▶ _Work instructions_:
Reproduce the listing below word for word, with no pictures.

▶ _Part of a data file_:
BEGIN

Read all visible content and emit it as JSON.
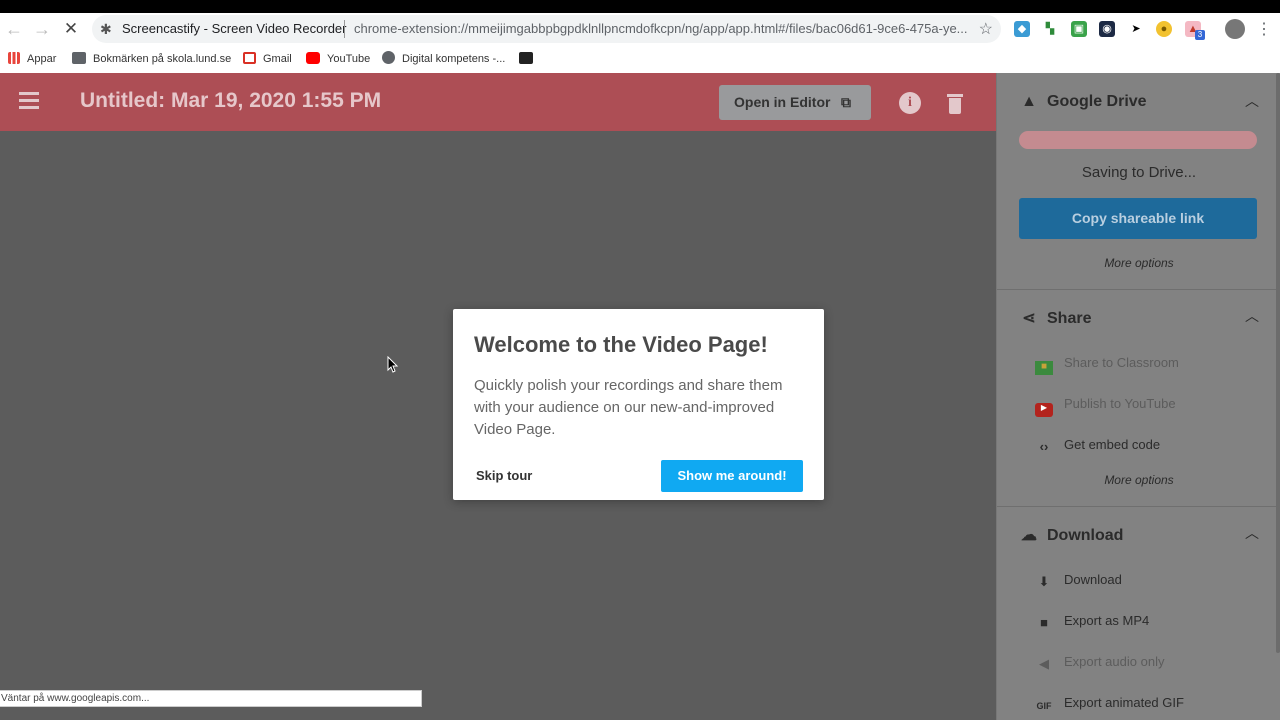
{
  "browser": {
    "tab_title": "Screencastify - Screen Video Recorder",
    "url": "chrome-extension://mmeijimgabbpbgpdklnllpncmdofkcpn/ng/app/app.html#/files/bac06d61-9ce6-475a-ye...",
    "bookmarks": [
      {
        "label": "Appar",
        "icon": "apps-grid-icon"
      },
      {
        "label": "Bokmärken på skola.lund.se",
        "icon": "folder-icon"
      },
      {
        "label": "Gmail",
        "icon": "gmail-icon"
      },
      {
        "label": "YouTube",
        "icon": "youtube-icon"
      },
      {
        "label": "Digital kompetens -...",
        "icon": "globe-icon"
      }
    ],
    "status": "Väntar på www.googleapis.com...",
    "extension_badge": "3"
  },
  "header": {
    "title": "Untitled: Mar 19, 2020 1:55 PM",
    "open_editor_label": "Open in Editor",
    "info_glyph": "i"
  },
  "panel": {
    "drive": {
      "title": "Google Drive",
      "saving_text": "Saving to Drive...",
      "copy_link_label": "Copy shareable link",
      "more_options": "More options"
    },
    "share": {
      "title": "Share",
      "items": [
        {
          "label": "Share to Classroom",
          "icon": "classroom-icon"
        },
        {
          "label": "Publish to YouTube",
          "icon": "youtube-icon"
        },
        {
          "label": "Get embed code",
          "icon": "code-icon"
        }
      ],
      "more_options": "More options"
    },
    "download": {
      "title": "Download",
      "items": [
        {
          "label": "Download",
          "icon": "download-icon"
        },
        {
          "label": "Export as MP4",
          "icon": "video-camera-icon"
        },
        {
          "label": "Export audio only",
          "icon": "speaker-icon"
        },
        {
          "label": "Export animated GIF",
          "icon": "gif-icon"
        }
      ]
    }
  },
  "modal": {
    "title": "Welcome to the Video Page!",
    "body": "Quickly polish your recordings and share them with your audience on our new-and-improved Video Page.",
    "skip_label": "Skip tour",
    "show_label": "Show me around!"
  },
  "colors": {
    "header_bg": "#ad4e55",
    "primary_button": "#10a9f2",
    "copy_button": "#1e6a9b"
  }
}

END

▶ _Result_:
Read all visible content and emit it as JSON.
{
  "browser": {
    "tab_title": "Screencastify - Screen Video Recorder",
    "url": "chrome-extension://mmeijimgabbpbgpdklnllpncmdofkcpn/ng/app/app.html#/files/bac06d61-9ce6-475a-ye...",
    "bookmarks": [
      {
        "label": "Appar",
        "icon": "apps-grid-icon"
      },
      {
        "label": "Bokmärken på skola.lund.se",
        "icon": "folder-icon"
      },
      {
        "label": "Gmail",
        "icon": "gmail-icon"
      },
      {
        "label": "YouTube",
        "icon": "youtube-icon"
      },
      {
        "label": "Digital kompetens -...",
        "icon": "globe-icon"
      }
    ],
    "status": "Väntar på www.googleapis.com...",
    "extension_badge": "3"
  },
  "header": {
    "title": "Untitled: Mar 19, 2020 1:55 PM",
    "open_editor_label": "Open in Editor",
    "info_glyph": "i"
  },
  "panel": {
    "drive": {
      "title": "Google Drive",
      "saving_text": "Saving to Drive...",
      "copy_link_label": "Copy shareable link",
      "more_options": "More options"
    },
    "share": {
      "title": "Share",
      "items": [
        {
          "label": "Share to Classroom",
          "icon": "classroom-icon"
        },
        {
          "label": "Publish to YouTube",
          "icon": "youtube-icon"
        },
        {
          "label": "Get embed code",
          "icon": "code-icon"
        }
      ],
      "more_options": "More options"
    },
    "download": {
      "title": "Download",
      "items": [
        {
          "label": "Download",
          "icon": "download-icon"
        },
        {
          "label": "Export as MP4",
          "icon": "video-camera-icon"
        },
        {
          "label": "Export audio only",
          "icon": "speaker-icon"
        },
        {
          "label": "Export animated GIF",
          "icon": "gif-icon"
        }
      ]
    }
  },
  "modal": {
    "title": "Welcome to the Video Page!",
    "body": "Quickly polish your recordings and share them with your audience on our new-and-improved Video Page.",
    "skip_label": "Skip tour",
    "show_label": "Show me around!"
  },
  "colors": {
    "header_bg": "#ad4e55",
    "primary_button": "#10a9f2",
    "copy_button": "#1e6a9b"
  }
}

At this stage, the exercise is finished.